_What to produce_. Pull every line containing the word "Textos" from the records.
★ ★ ★ ★
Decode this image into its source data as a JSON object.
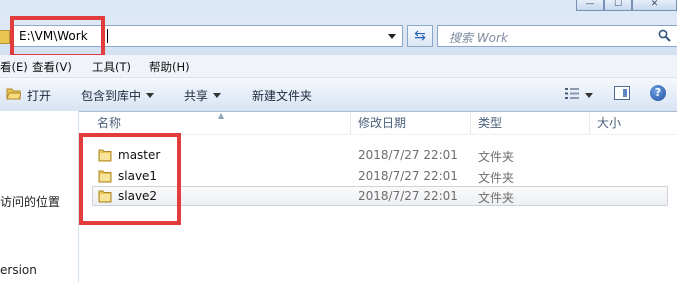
{
  "address": {
    "path": "E:\\VM\\Work"
  },
  "search": {
    "placeholder": "搜索 Work"
  },
  "window": {
    "minimize": "—",
    "maximize": "☐",
    "close": "✕"
  },
  "menu": [
    "看(E)",
    "查看(V)",
    "工具(T)",
    "帮助(H)"
  ],
  "toolbar": {
    "open": "打开",
    "include_in_library": "包含到库中",
    "share": "共享",
    "new_folder": "新建文件夹"
  },
  "nav": {
    "recent_places": "访问的位置",
    "version": "ersion"
  },
  "columns": {
    "name": "名称",
    "modified": "修改日期",
    "type": "类型",
    "size": "大小"
  },
  "files": [
    {
      "name": "master",
      "modified": "2018/7/27 22:01",
      "type": "文件夹"
    },
    {
      "name": "slave1",
      "modified": "2018/7/27 22:01",
      "type": "文件夹"
    },
    {
      "name": "slave2",
      "modified": "2018/7/27 22:01",
      "type": "文件夹"
    }
  ],
  "icons": {
    "folder": "folder-icon",
    "search": "search-icon",
    "refresh": "refresh-icon",
    "help": "help-icon"
  },
  "colors": {
    "highlight_box": "#e23c3c",
    "toolbar_bg": "#dfe9f6",
    "folder": "#e9c450"
  }
}
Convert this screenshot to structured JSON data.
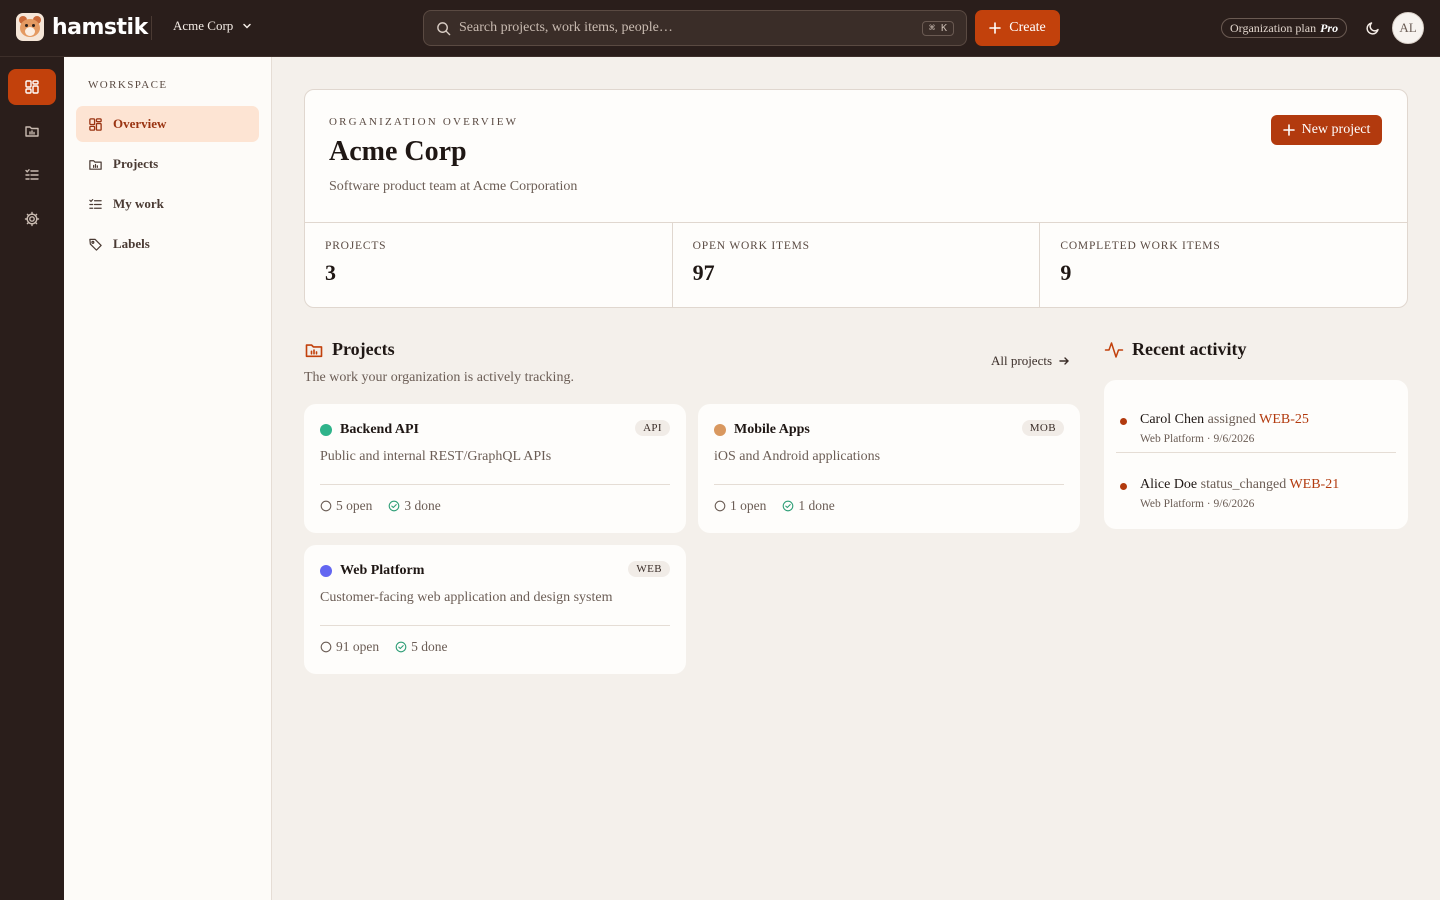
{
  "brand": {
    "name": "hamstik"
  },
  "header": {
    "org_name": "Acme Corp",
    "search_placeholder": "Search projects, work items, people…",
    "search_shortcut": "⌘ K",
    "create_label": "Create",
    "plan_label": "Organization plan",
    "plan_tier": "Pro",
    "avatar_initials": "AL"
  },
  "sidebar": {
    "heading": "WORKSPACE",
    "items": [
      {
        "label": "Overview",
        "icon": "grid-icon",
        "active": true
      },
      {
        "label": "Projects",
        "icon": "folder-icon",
        "active": false
      },
      {
        "label": "My work",
        "icon": "checklist-icon",
        "active": false
      },
      {
        "label": "Labels",
        "icon": "tag-icon",
        "active": false
      }
    ]
  },
  "overview": {
    "eyebrow": "ORGANIZATION OVERVIEW",
    "title": "Acme Corp",
    "description": "Software product team at Acme Corporation",
    "new_project_label": "New project",
    "stats": [
      {
        "label": "PROJECTS",
        "value": "3"
      },
      {
        "label": "OPEN WORK ITEMS",
        "value": "97"
      },
      {
        "label": "COMPLETED WORK ITEMS",
        "value": "9"
      }
    ]
  },
  "projects": {
    "title": "Projects",
    "subtitle": "The work your organization is actively tracking.",
    "all_label": "All projects",
    "items": [
      {
        "name": "Backend API",
        "key": "API",
        "color": "#2fb38a",
        "description": "Public and internal REST/GraphQL APIs",
        "open": "5 open",
        "done": "3 done"
      },
      {
        "name": "Mobile Apps",
        "key": "MOB",
        "color": "#d9985f",
        "description": "iOS and Android applications",
        "open": "1 open",
        "done": "1 done"
      },
      {
        "name": "Web Platform",
        "key": "WEB",
        "color": "#6366f1",
        "description": "Customer-facing web application and design system",
        "open": "91 open",
        "done": "5 done"
      }
    ]
  },
  "activity": {
    "title": "Recent activity",
    "items": [
      {
        "actor": "Carol Chen",
        "verb": "assigned",
        "ref": "WEB-25",
        "project": "Web Platform",
        "date": "9/6/2026"
      },
      {
        "actor": "Alice Doe",
        "verb": "status_changed",
        "ref": "WEB-21",
        "project": "Web Platform",
        "date": "9/6/2026"
      }
    ]
  },
  "colors": {
    "accent": "#c2410c",
    "topbar": "#2a1e1b",
    "background": "#f4f0eb"
  }
}
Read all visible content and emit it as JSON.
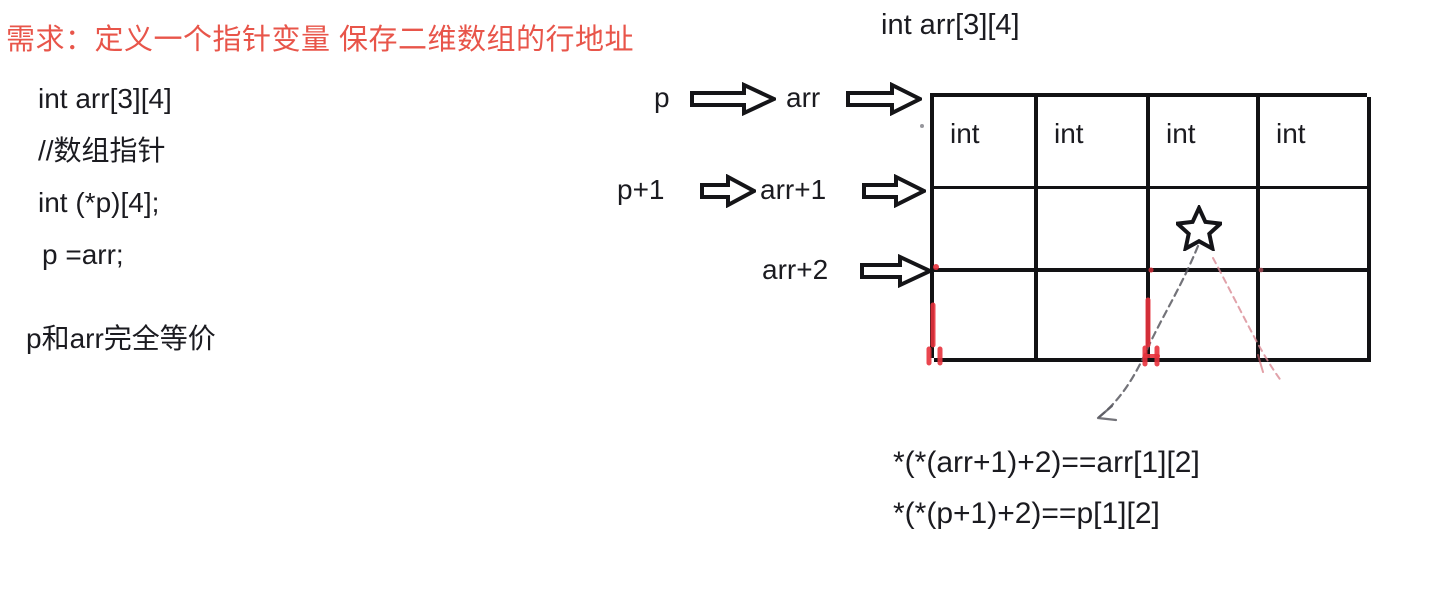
{
  "slide": {
    "background_color": "#ffffff",
    "title": {
      "text": "需求：定义一个指针变量 保存二维数组的行地址",
      "color": "#e8554a"
    }
  },
  "code_block": {
    "lines": [
      "int arr[3][4]",
      "//数组指针",
      "int (*p)[4];",
      "p =arr;"
    ],
    "note": "p和arr完全等价"
  },
  "diagram": {
    "array_declaration": "int arr[3][4]",
    "pointer_rows": [
      {
        "pointer_label": "p",
        "array_label": "arr",
        "arrow_1": "double-arrow-right-icon",
        "arrow_2": "double-arrow-right-icon"
      },
      {
        "pointer_label": "p+1",
        "array_label": "arr+1",
        "arrow_1": "double-arrow-right-icon",
        "arrow_2": "double-arrow-right-icon"
      },
      {
        "pointer_label": "",
        "array_label": "arr+2",
        "arrow_1": "",
        "arrow_2": "double-arrow-right-icon"
      }
    ],
    "grid": {
      "rows": 3,
      "columns": 4,
      "cells": [
        [
          "int",
          "int",
          "int",
          "int"
        ],
        [
          "",
          "",
          "",
          ""
        ],
        [
          "",
          "",
          "",
          ""
        ]
      ],
      "border_color": "#121214",
      "marker": {
        "icon": "star-outline-icon",
        "row": 2,
        "column": 3
      }
    },
    "ink_annotation": {
      "curve_color": "#4a4a52",
      "red_ink_color": "#e8323c"
    }
  },
  "formulas": [
    "*(*(arr+1)+2)==arr[1][2]",
    "*(*(p+1)+2)==p[1][2]"
  ]
}
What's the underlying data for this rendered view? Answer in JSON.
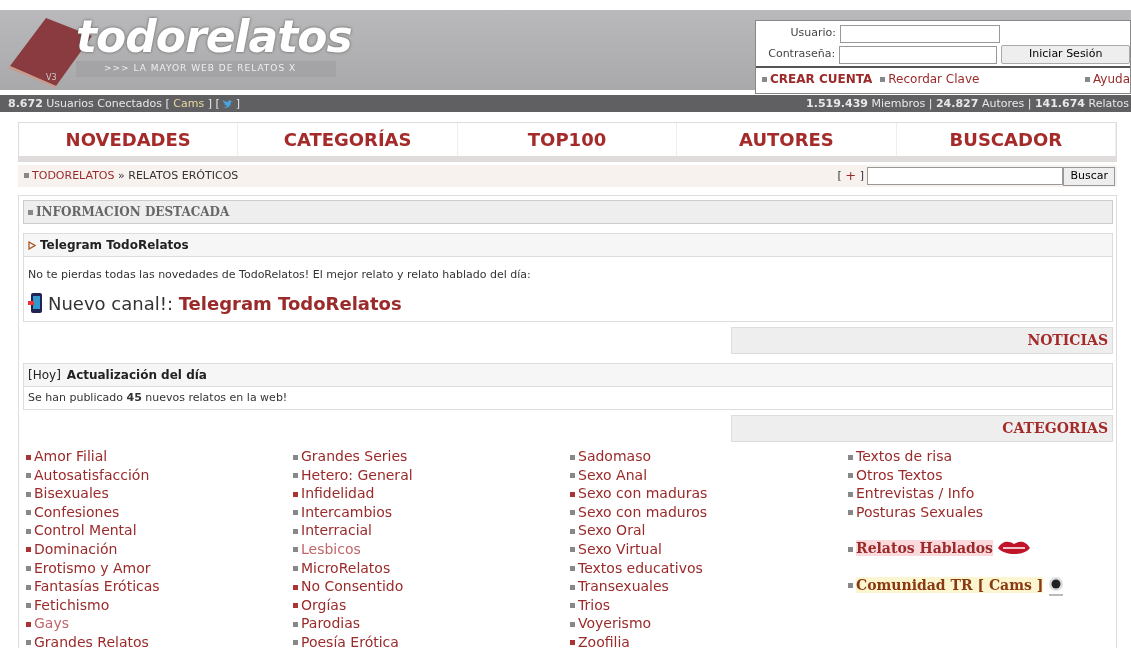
{
  "header": {
    "logo": "todorelatos",
    "version": "V3",
    "tagline": ">>> LA MAYOR WEB DE RELATOS X"
  },
  "login": {
    "user_label": "Usuario:",
    "password_label": "Contraseña:",
    "submit": "Iniciar Sesión",
    "links": [
      {
        "label": "CREAR CUENTA",
        "bold": true
      },
      {
        "label": "Recordar Clave",
        "bold": false
      },
      {
        "label": "Ayuda",
        "bold": false
      }
    ]
  },
  "status_bar": {
    "online_count": "8.672",
    "online_label": "Usuarios Conectados",
    "cams_before": "[",
    "cams": "Cams",
    "cams_after": "] [",
    "twitter_after": "]",
    "separator_1": "|",
    "separator_2": "|",
    "members": "1.519.439",
    "members_label": "Miembros",
    "authors": "24.827",
    "authors_label": "Autores",
    "stories": "141.674",
    "stories_label": "Relatos"
  },
  "nav": [
    "NOVEDADES",
    "CATEGORÍAS",
    "TOP100",
    "AUTORES",
    "BUSCADOR"
  ],
  "breadcrumb": {
    "home": "TODORELATOS",
    "separator": "»",
    "current": "RELATOS ERÓTICOS",
    "plus_open": "[",
    "plus": "+",
    "plus_close": "]",
    "search_button": "Buscar"
  },
  "featured": {
    "heading": "INFORMACION DESTACADA",
    "item_title": "Telegram TodoRelatos",
    "text": "No te pierdas todas las novedades de TodoRelatos! El mejor relato y relato hablado del día:",
    "channel_prefix": "Nuevo canal!:",
    "channel_link": "Telegram TodoRelatos"
  },
  "news": {
    "heading": "NOTICIAS",
    "tag": "[Hoy]",
    "title": "Actualización del día",
    "text": "Se han publicado **45** nuevos relatos en la web!"
  },
  "categories": {
    "heading": "CATEGORIAS",
    "columns": [
      [
        {
          "label": "Amor Filial",
          "marked": true,
          "dimmed": false
        },
        {
          "label": "Autosatisfacción",
          "marked": false,
          "dimmed": false
        },
        {
          "label": "Bisexuales",
          "marked": false,
          "dimmed": false
        },
        {
          "label": "Confesiones",
          "marked": false,
          "dimmed": false
        },
        {
          "label": "Control Mental",
          "marked": false,
          "dimmed": false
        },
        {
          "label": "Dominación",
          "marked": true,
          "dimmed": false
        },
        {
          "label": "Erotismo y Amor",
          "marked": false,
          "dimmed": false
        },
        {
          "label": "Fantasías Eróticas",
          "marked": false,
          "dimmed": false
        },
        {
          "label": "Fetichismo",
          "marked": false,
          "dimmed": false
        },
        {
          "label": "Gays",
          "marked": true,
          "dimmed": true
        },
        {
          "label": "Grandes Relatos",
          "marked": false,
          "dimmed": false
        }
      ],
      [
        {
          "label": "Grandes Series",
          "marked": false,
          "dimmed": false
        },
        {
          "label": "Hetero: General",
          "marked": false,
          "dimmed": false
        },
        {
          "label": "Infidelidad",
          "marked": true,
          "dimmed": false
        },
        {
          "label": "Intercambios",
          "marked": false,
          "dimmed": false
        },
        {
          "label": "Interracial",
          "marked": false,
          "dimmed": false
        },
        {
          "label": "Lesbicos",
          "marked": false,
          "dimmed": true
        },
        {
          "label": "MicroRelatos",
          "marked": false,
          "dimmed": false
        },
        {
          "label": "No Consentido",
          "marked": true,
          "dimmed": false
        },
        {
          "label": "Orgías",
          "marked": true,
          "dimmed": false
        },
        {
          "label": "Parodias",
          "marked": false,
          "dimmed": false
        },
        {
          "label": "Poesía Erótica",
          "marked": false,
          "dimmed": false
        }
      ],
      [
        {
          "label": "Sadomaso",
          "marked": false,
          "dimmed": false
        },
        {
          "label": "Sexo Anal",
          "marked": false,
          "dimmed": false
        },
        {
          "label": "Sexo con maduras",
          "marked": true,
          "dimmed": false
        },
        {
          "label": "Sexo con maduros",
          "marked": false,
          "dimmed": false
        },
        {
          "label": "Sexo Oral",
          "marked": false,
          "dimmed": false
        },
        {
          "label": "Sexo Virtual",
          "marked": false,
          "dimmed": false
        },
        {
          "label": "Textos educativos",
          "marked": false,
          "dimmed": false
        },
        {
          "label": "Transexuales",
          "marked": false,
          "dimmed": false
        },
        {
          "label": "Trios",
          "marked": false,
          "dimmed": false
        },
        {
          "label": "Voyerismo",
          "marked": false,
          "dimmed": false
        },
        {
          "label": "Zoofilia",
          "marked": true,
          "dimmed": false
        }
      ],
      [
        {
          "label": "Textos de risa",
          "marked": false,
          "dimmed": false
        },
        {
          "label": "Otros Textos",
          "marked": false,
          "dimmed": false
        },
        {
          "label": "Entrevistas / Info",
          "marked": false,
          "dimmed": false
        },
        {
          "label": "Posturas Sexuales",
          "marked": false,
          "dimmed": false
        },
        {
          "label": "Relatos Hablados",
          "kind": "audio",
          "marked": false
        },
        {
          "label": "Comunidad TR [ Cams ]",
          "kind": "cams",
          "marked": false
        }
      ]
    ]
  }
}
★ ★ ★ ★
_Final result_.
          "label": "Textos educativos",
          "label": "Textos de risa",
          "label": "Otros Textos",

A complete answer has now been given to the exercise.